→ **THE EXERCISE**
Scan the records and identify every line in which the string "сталях" occurs, then return those lines.

───── MATERIAL FOR THIS TASK ─────

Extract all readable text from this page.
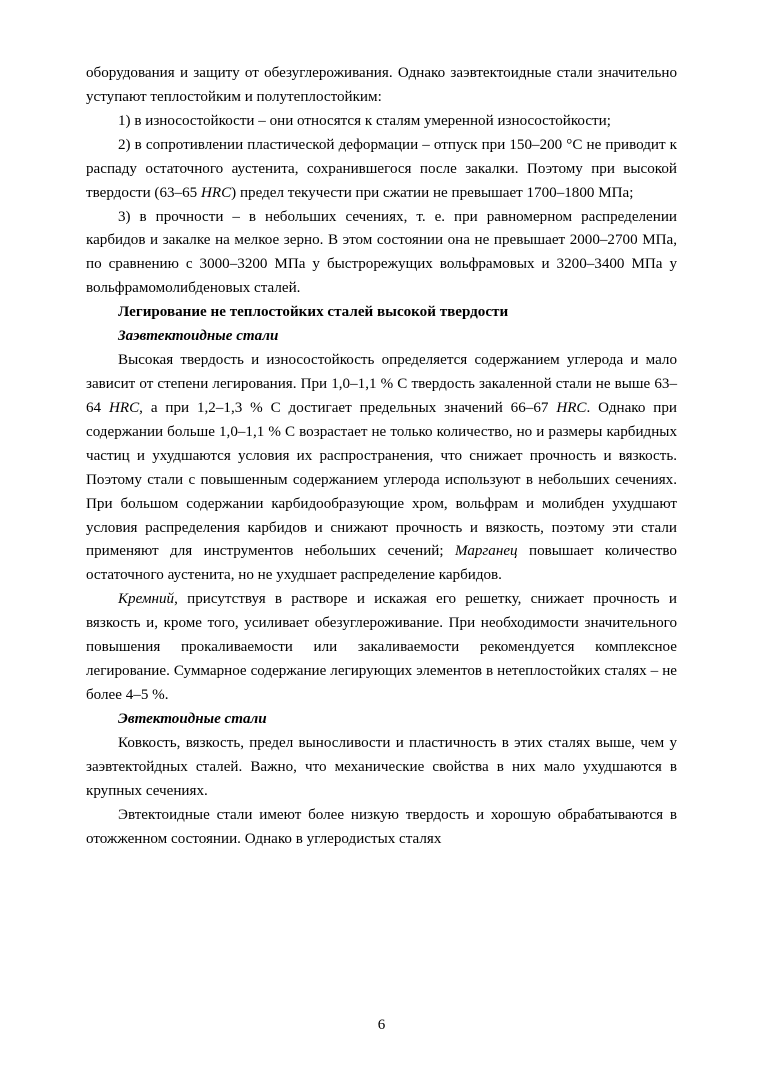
оборудования и защиту от обезуглероживания. Однако заэвтектоидные стали значительно уступают теплостойким и полутеплостойким:

1) в износостойкости – они относятся к сталям умеренной износостойкости;

2) в сопротивлении пластической деформации – отпуск при 150–200 °С не приводит к распаду остаточного аустенита, сохранившегося после закалки. Поэтому при высокой твердости (63–65 HRC) предел текучести при сжатии не превышает 1700–1800 МПа;

3) в прочности – в небольших сечениях, т. е. при равномерном распределении карбидов и закалке на мелкое зерно. В этом состоянии она не превышает 2000–2700 МПа, по сравнению с 3000–3200 МПа у быстрорежущих вольфрамовых и 3200–3400 МПа у вольфрамомолибденовых сталей.

Легирование не теплостойких сталей высокой твердости

Заэвтектоидные стали

Высокая твердость и износостойкость определяется содержанием углерода и мало зависит от степени легирования. При 1,0–1,1 % С твердость закаленной стали не выше 63–64 HRC, а при 1,2–1,3 % С достигает предельных значений 66–67 HRC. Однако при содержании больше 1,0–1,1 % С возрастает не только количество, но и размеры карбидных частиц и ухудшаются условия их распространения, что снижает прочность и вязкость. Поэтому стали с повышенным содержанием углерода используют в небольших сечениях. При большом содержании карбидообразующие хром, вольфрам и молибден ухудшают условия распределения карбидов и снижают прочность и вязкость, поэтому эти стали применяют для инструментов небольших сечений; Марганец повышает количество остаточного аустенита, но не ухудшает распределение карбидов.

Кремний, присутствуя в растворе и искажая его решетку, снижает прочность и вязкость и, кроме того, усиливает обезуглероживание. При необходимости значительного повышения прокаливаемости или закаливаемости рекомендуется комплексное легирование. Суммарное содержание легирующих элементов в нетеплостойких сталях – не более 4–5 %.

Эвтектоидные стали

Ковкость, вязкость, предел выносливости и пластичность в этих сталях выше, чем у заэвтектойдных сталей. Важно, что механические свойства в них мало ухудшаются в крупных сечениях.

Эвтектоидные стали имеют более низкую твердость и хорошую обрабатываются в отожженном состоянии. Однако в углеродистых сталях

6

─────

→ **OUTPUT BELOW**
Кремний, присутствуя в растворе и искажая его решетку, снижает прочность и вязкость и, кроме того, усиливает обезуглероживание. При необходимости значительного повышения прокаливаемости или закаливаемости рекомендуется комплексное легирование. Суммарное содержание легирующих элементов в нетеплостойких сталях – не более 4–5 %.
Ковкость, вязкость, предел выносливости и пластичность в этих сталях выше, чем у заэвтектойдных сталей. Важно, что механические свойства в них мало ухудшаются в крупных сечениях.
Эвтектоидные стали имеют более низкую твердость и хорошую обрабатываются в отожженном состоянии. Однако в углеродистых сталях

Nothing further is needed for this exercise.